**EXERCISE PROMPT**
Transcribe each line of the records below exactly, excluding any embedded images.

***** DATA SHOWN *****

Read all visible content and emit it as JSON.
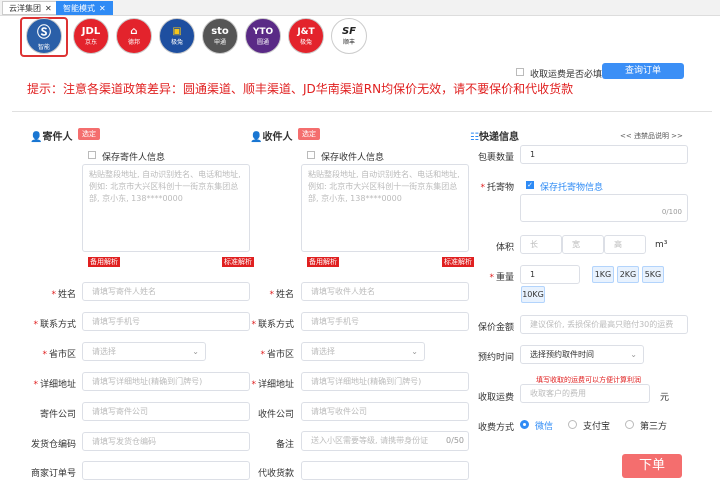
{
  "tabs": [
    {
      "label": "云洋集团",
      "active": false
    },
    {
      "label": "智能模式",
      "active": true
    }
  ],
  "carriers": [
    {
      "name": "smart",
      "line1": "",
      "line2": "智能",
      "color": "#2a5fa8"
    },
    {
      "name": "jd",
      "line1": "JDL",
      "line2": "京东",
      "color": "#e3232c"
    },
    {
      "name": "debang",
      "line1": "",
      "line2": "德邦",
      "color": "#e3232c"
    },
    {
      "name": "jtx",
      "line1": "",
      "line2": "极兔",
      "color": "#1e4fa0"
    },
    {
      "name": "sto",
      "line1": "sto",
      "line2": "申通",
      "color": "#555"
    },
    {
      "name": "yto",
      "line1": "YTO",
      "line2": "圆通",
      "color": "#5a2a86"
    },
    {
      "name": "jt",
      "line1": "J&T",
      "line2": "极兔",
      "color": "#e3232c"
    },
    {
      "name": "sf",
      "line1": "SF",
      "line2": "顺丰",
      "color": "#fff"
    }
  ],
  "header": {
    "compulsory_label": "收取运费是否必填",
    "query_button": "查询订单"
  },
  "tip": "提示：注意各渠道政策差异：圆通渠道、顺丰渠道、JD华南渠道RN均保价无效，请不要保价和代收货款",
  "sender": {
    "title": "寄件人",
    "select_tag": "选定",
    "save_label": "保存寄件人信息",
    "address_placeholder": "粘贴整段地址, 自动识别姓名、电话和地址, 例如: 北京市大兴区科创十一街京东集团总部, 京小东, 138****0000",
    "parse_left": "备用解析",
    "parse_right": "标准解析",
    "fields": {
      "name_label": "姓名",
      "name_ph": "请填写寄件人姓名",
      "phone_label": "联系方式",
      "phone_ph": "请填写手机号",
      "region_label": "省市区",
      "region_ph": "请选择",
      "addr_label": "详细地址",
      "addr_ph": "请填写详细地址(精确到门牌号)",
      "company_label": "寄件公司",
      "company_ph": "请填写寄件公司",
      "warehouse_label": "发货仓编码",
      "warehouse_ph": "请填写发货仓编码",
      "order_label": "商家订单号"
    }
  },
  "receiver": {
    "title": "收件人",
    "select_tag": "选定",
    "save_label": "保存收件人信息",
    "address_placeholder": "粘贴整段地址, 自动识别姓名、电话和地址, 例如: 北京市大兴区科创十一街京东集团总部, 京小东, 138****0000",
    "parse_left": "备用解析",
    "parse_right": "标准解析",
    "fields": {
      "name_label": "姓名",
      "name_ph": "请填写收件人姓名",
      "phone_label": "联系方式",
      "phone_ph": "请填写手机号",
      "region_label": "省市区",
      "region_ph": "请选择",
      "addr_label": "详细地址",
      "addr_ph": "请填写详细地址(精确到门牌号)",
      "company_label": "收件公司",
      "company_ph": "请填写收件公司",
      "remark_label": "备注",
      "remark_ph": "送入小区需要等级, 请携带身份证",
      "remark_count": "0/50",
      "cod_label": "代收货款"
    }
  },
  "express": {
    "title": "快递信息",
    "prohibited_link": "<< 违禁品说明 >>",
    "package_label": "包裹数量",
    "package_value": "1",
    "item_label": "托寄物",
    "item_save": "保存托寄物信息",
    "item_count": "0/100",
    "volume_label": "体积",
    "len_ph": "长",
    "wid_ph": "宽",
    "hei_ph": "高",
    "volume_unit": "m³",
    "weight_label": "重量",
    "weight_value": "1",
    "weights": [
      "1KG",
      "2KG",
      "5KG",
      "10KG"
    ],
    "insure_label": "保价金额",
    "insure_ph": "建议保价, 丢损保价最高只赔付30的运费",
    "time_label": "预约时间",
    "time_ph": "选择预约取件时间",
    "fee_hint": "填写收取的运费可以方便计算利润",
    "fee_label": "收取运费",
    "fee_ph": "收取客户的费用",
    "fee_unit": "元",
    "method_label": "收费方式",
    "methods": [
      "微信",
      "支付宝",
      "第三方"
    ],
    "submit": "下单"
  }
}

*****

**WORKED SOLUTION**
Read all visible content and emit it as JSON.
{
  "tabs": [
    {
      "label": "云洋集团",
      "active": false
    },
    {
      "label": "智能模式",
      "active": true
    }
  ],
  "carriers": [
    {
      "name": "smart",
      "line1": "",
      "line2": "智能",
      "color": "#2a5fa8"
    },
    {
      "name": "jd",
      "line1": "JDL",
      "line2": "京东",
      "color": "#e3232c"
    },
    {
      "name": "debang",
      "line1": "",
      "line2": "德邦",
      "color": "#e3232c"
    },
    {
      "name": "jtx",
      "line1": "",
      "line2": "极兔",
      "color": "#1e4fa0"
    },
    {
      "name": "sto",
      "line1": "sto",
      "line2": "申通",
      "color": "#555"
    },
    {
      "name": "yto",
      "line1": "YTO",
      "line2": "圆通",
      "color": "#5a2a86"
    },
    {
      "name": "jt",
      "line1": "J&T",
      "line2": "极兔",
      "color": "#e3232c"
    },
    {
      "name": "sf",
      "line1": "SF",
      "line2": "顺丰",
      "color": "#fff"
    }
  ],
  "header": {
    "compulsory_label": "收取运费是否必填",
    "query_button": "查询订单"
  },
  "tip": "提示：注意各渠道政策差异：圆通渠道、顺丰渠道、JD华南渠道RN均保价无效，请不要保价和代收货款",
  "sender": {
    "title": "寄件人",
    "select_tag": "选定",
    "save_label": "保存寄件人信息",
    "address_placeholder": "粘贴整段地址, 自动识别姓名、电话和地址, 例如: 北京市大兴区科创十一街京东集团总部, 京小东, 138****0000",
    "parse_left": "备用解析",
    "parse_right": "标准解析",
    "fields": {
      "name_label": "姓名",
      "name_ph": "请填写寄件人姓名",
      "phone_label": "联系方式",
      "phone_ph": "请填写手机号",
      "region_label": "省市区",
      "region_ph": "请选择",
      "addr_label": "详细地址",
      "addr_ph": "请填写详细地址(精确到门牌号)",
      "company_label": "寄件公司",
      "company_ph": "请填写寄件公司",
      "warehouse_label": "发货仓编码",
      "warehouse_ph": "请填写发货仓编码",
      "order_label": "商家订单号"
    }
  },
  "receiver": {
    "title": "收件人",
    "select_tag": "选定",
    "save_label": "保存收件人信息",
    "address_placeholder": "粘贴整段地址, 自动识别姓名、电话和地址, 例如: 北京市大兴区科创十一街京东集团总部, 京小东, 138****0000",
    "parse_left": "备用解析",
    "parse_right": "标准解析",
    "fields": {
      "name_label": "姓名",
      "name_ph": "请填写收件人姓名",
      "phone_label": "联系方式",
      "phone_ph": "请填写手机号",
      "region_label": "省市区",
      "region_ph": "请选择",
      "addr_label": "详细地址",
      "addr_ph": "请填写详细地址(精确到门牌号)",
      "company_label": "收件公司",
      "company_ph": "请填写收件公司",
      "remark_label": "备注",
      "remark_ph": "送入小区需要等级, 请携带身份证",
      "remark_count": "0/50",
      "cod_label": "代收货款"
    }
  },
  "express": {
    "title": "快递信息",
    "prohibited_link": "<< 违禁品说明 >>",
    "package_label": "包裹数量",
    "package_value": "1",
    "item_label": "托寄物",
    "item_save": "保存托寄物信息",
    "item_count": "0/100",
    "volume_label": "体积",
    "len_ph": "长",
    "wid_ph": "宽",
    "hei_ph": "高",
    "volume_unit": "m³",
    "weight_label": "重量",
    "weight_value": "1",
    "weights": [
      "1KG",
      "2KG",
      "5KG",
      "10KG"
    ],
    "insure_label": "保价金额",
    "insure_ph": "建议保价, 丢损保价最高只赔付30的运费",
    "time_label": "预约时间",
    "time_ph": "选择预约取件时间",
    "fee_hint": "填写收取的运费可以方便计算利润",
    "fee_label": "收取运费",
    "fee_ph": "收取客户的费用",
    "fee_unit": "元",
    "method_label": "收费方式",
    "methods": [
      "微信",
      "支付宝",
      "第三方"
    ],
    "submit": "下单"
  }
}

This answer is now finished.